##### Supplied material

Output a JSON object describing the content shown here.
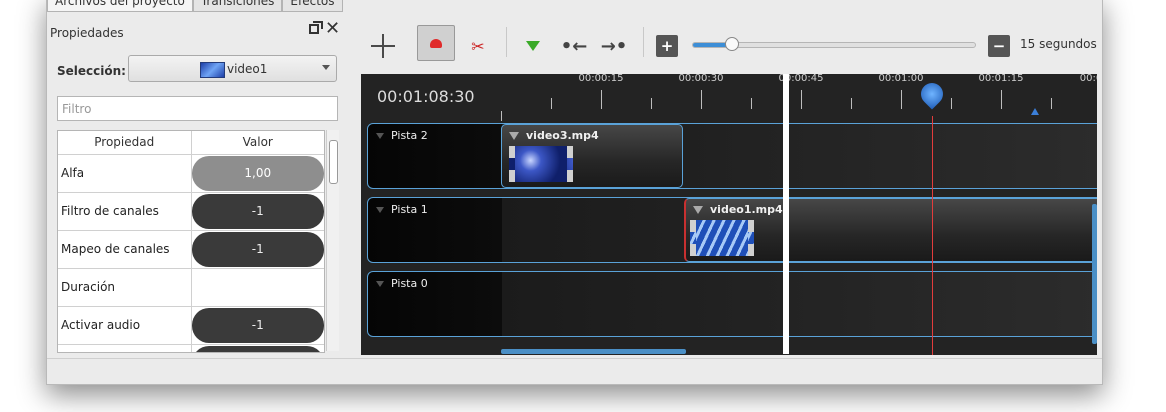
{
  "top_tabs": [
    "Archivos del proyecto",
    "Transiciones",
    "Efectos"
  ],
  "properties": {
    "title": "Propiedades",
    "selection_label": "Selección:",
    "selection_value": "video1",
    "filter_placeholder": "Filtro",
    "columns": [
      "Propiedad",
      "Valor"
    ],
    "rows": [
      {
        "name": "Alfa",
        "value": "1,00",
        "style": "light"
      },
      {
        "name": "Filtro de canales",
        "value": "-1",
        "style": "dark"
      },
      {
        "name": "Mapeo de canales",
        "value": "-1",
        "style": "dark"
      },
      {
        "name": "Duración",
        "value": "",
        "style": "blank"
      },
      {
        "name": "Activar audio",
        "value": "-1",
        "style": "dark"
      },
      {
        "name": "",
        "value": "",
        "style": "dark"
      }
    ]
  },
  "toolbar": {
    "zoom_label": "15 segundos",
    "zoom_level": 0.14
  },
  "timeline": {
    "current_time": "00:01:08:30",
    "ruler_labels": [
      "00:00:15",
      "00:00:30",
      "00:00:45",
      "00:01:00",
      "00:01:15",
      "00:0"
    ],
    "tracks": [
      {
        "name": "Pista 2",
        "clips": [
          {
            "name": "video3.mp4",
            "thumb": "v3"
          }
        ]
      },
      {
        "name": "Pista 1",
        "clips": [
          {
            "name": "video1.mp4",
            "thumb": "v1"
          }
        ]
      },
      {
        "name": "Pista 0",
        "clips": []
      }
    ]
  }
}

##########

_Work to do:_ Leave out the pictures, and give all the records again exactly.

_Output of the exercise:_
Output a JSON object describing the content shown here.
{
  "top_tabs": [
    "Archivos del proyecto",
    "Transiciones",
    "Efectos"
  ],
  "properties": {
    "title": "Propiedades",
    "selection_label": "Selección:",
    "selection_value": "video1",
    "filter_placeholder": "Filtro",
    "columns": [
      "Propiedad",
      "Valor"
    ],
    "rows": [
      {
        "name": "Alfa",
        "value": "1,00",
        "style": "light"
      },
      {
        "name": "Filtro de canales",
        "value": "-1",
        "style": "dark"
      },
      {
        "name": "Mapeo de canales",
        "value": "-1",
        "style": "dark"
      },
      {
        "name": "Duración",
        "value": "",
        "style": "blank"
      },
      {
        "name": "Activar audio",
        "value": "-1",
        "style": "dark"
      },
      {
        "name": "",
        "value": "",
        "style": "dark"
      }
    ]
  },
  "toolbar": {
    "zoom_label": "15 segundos",
    "zoom_level": 0.14
  },
  "timeline": {
    "current_time": "00:01:08:30",
    "ruler_labels": [
      "00:00:15",
      "00:00:30",
      "00:00:45",
      "00:01:00",
      "00:01:15",
      "00:0"
    ],
    "tracks": [
      {
        "name": "Pista 2",
        "clips": [
          {
            "name": "video3.mp4",
            "thumb": "v3"
          }
        ]
      },
      {
        "name": "Pista 1",
        "clips": [
          {
            "name": "video1.mp4",
            "thumb": "v1"
          }
        ]
      },
      {
        "name": "Pista 0",
        "clips": []
      }
    ]
  }
}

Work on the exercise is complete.